▶ Provided records:
+++

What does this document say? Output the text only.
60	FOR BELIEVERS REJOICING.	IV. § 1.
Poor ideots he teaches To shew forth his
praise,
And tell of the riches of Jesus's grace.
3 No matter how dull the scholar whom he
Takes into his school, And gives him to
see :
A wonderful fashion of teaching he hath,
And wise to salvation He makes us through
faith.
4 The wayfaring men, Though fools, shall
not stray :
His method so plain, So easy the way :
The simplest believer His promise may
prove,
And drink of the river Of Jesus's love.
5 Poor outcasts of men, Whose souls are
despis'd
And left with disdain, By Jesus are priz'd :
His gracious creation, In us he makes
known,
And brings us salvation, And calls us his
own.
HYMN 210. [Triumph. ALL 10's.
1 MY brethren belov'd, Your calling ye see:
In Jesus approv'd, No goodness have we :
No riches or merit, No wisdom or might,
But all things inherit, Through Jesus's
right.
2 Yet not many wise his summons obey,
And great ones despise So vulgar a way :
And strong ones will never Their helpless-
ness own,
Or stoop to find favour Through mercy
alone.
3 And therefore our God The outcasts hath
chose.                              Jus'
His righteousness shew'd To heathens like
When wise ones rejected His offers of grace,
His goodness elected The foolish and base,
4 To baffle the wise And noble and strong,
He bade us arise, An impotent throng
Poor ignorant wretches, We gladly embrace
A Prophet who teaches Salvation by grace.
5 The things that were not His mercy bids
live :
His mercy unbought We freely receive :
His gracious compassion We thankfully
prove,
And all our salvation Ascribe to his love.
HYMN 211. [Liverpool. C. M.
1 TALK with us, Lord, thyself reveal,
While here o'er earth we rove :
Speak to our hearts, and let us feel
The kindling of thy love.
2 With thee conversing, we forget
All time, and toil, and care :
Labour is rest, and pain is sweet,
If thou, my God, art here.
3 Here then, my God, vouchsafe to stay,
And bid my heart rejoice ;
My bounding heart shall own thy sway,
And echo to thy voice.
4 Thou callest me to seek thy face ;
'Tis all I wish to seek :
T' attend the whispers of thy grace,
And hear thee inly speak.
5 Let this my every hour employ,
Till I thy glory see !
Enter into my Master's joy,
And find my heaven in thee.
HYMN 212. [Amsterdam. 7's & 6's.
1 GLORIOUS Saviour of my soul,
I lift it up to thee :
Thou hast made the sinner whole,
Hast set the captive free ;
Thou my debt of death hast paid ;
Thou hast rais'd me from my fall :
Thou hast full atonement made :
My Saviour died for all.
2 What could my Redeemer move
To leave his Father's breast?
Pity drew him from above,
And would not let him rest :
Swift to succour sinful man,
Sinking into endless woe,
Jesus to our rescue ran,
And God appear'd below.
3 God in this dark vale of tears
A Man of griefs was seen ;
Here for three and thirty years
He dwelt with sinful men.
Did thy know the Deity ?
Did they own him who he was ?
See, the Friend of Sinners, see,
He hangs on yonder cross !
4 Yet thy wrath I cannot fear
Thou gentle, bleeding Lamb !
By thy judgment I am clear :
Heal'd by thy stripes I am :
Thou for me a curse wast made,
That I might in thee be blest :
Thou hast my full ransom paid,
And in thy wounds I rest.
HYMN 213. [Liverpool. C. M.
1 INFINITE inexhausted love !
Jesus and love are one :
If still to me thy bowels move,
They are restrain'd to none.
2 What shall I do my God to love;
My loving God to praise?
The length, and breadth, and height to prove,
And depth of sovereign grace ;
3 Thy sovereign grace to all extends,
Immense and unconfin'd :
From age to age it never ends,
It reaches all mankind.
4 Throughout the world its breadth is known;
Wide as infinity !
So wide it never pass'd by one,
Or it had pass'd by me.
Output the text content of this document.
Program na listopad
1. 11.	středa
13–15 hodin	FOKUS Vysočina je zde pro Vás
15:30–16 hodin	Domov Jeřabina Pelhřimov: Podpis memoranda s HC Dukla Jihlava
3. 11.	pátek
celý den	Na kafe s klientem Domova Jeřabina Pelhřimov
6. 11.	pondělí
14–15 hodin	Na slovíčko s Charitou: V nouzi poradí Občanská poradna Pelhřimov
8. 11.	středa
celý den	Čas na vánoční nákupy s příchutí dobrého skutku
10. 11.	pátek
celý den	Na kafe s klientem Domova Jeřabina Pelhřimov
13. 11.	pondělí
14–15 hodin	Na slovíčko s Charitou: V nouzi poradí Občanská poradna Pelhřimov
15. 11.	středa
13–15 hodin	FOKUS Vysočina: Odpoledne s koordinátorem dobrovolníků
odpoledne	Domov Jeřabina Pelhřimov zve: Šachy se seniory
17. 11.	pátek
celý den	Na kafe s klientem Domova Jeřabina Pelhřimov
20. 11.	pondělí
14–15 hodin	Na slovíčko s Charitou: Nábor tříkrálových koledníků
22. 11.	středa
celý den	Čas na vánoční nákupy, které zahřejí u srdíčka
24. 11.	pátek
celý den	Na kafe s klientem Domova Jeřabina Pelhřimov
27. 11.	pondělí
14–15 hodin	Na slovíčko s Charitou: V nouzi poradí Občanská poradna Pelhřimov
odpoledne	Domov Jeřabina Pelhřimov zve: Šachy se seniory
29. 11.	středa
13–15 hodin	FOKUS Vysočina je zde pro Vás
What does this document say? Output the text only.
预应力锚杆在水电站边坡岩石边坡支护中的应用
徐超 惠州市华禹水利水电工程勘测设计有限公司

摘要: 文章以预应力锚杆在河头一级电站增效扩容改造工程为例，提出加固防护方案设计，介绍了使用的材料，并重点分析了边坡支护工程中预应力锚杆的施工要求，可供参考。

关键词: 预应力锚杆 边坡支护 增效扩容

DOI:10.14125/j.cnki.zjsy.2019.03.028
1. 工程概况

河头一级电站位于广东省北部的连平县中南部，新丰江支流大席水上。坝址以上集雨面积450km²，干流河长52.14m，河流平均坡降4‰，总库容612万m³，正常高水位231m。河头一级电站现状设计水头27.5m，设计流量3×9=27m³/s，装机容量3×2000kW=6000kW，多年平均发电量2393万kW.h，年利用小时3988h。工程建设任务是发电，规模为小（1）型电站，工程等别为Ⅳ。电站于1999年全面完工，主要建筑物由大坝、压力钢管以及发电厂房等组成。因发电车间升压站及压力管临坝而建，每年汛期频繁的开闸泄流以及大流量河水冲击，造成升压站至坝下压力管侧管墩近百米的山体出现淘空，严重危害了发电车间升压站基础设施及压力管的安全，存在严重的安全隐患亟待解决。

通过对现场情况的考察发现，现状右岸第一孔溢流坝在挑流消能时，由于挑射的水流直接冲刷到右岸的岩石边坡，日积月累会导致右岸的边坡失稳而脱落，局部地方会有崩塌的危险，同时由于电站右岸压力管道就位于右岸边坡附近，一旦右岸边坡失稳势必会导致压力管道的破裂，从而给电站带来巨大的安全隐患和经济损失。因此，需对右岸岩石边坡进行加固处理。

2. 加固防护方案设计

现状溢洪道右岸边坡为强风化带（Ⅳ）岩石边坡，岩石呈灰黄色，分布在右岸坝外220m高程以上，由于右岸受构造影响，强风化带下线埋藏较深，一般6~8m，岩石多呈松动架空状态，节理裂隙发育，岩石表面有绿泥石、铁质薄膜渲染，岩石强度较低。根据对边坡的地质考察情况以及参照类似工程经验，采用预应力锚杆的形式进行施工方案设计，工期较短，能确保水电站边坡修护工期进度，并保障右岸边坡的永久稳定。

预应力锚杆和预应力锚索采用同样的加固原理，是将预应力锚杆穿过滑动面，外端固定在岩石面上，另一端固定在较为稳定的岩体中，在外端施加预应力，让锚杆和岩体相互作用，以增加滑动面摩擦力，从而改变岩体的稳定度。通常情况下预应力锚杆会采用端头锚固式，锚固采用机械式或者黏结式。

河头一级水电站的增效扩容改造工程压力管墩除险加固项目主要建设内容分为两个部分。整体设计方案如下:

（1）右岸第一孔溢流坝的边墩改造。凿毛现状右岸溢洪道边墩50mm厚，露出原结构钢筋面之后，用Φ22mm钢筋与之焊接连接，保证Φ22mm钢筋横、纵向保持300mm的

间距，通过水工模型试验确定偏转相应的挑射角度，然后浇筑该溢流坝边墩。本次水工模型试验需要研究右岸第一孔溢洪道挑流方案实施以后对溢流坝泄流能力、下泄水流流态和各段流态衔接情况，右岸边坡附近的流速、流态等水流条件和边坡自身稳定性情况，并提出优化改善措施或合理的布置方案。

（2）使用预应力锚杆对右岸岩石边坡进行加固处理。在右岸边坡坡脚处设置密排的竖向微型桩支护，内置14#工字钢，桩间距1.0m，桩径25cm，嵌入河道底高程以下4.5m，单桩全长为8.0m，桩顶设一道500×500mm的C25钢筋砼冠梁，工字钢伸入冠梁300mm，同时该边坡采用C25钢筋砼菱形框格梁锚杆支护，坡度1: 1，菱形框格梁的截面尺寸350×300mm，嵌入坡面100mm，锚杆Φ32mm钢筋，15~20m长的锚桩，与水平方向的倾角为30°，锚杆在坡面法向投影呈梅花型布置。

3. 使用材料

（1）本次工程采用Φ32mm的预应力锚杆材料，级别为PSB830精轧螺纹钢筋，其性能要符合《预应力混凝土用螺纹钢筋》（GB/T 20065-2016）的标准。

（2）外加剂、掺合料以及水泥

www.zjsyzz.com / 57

+++

▶ Required task: Where a line contains "might", copy that line.

▶ Response:
No riches or merit, No wisdom or might,
That I might in thee be blest :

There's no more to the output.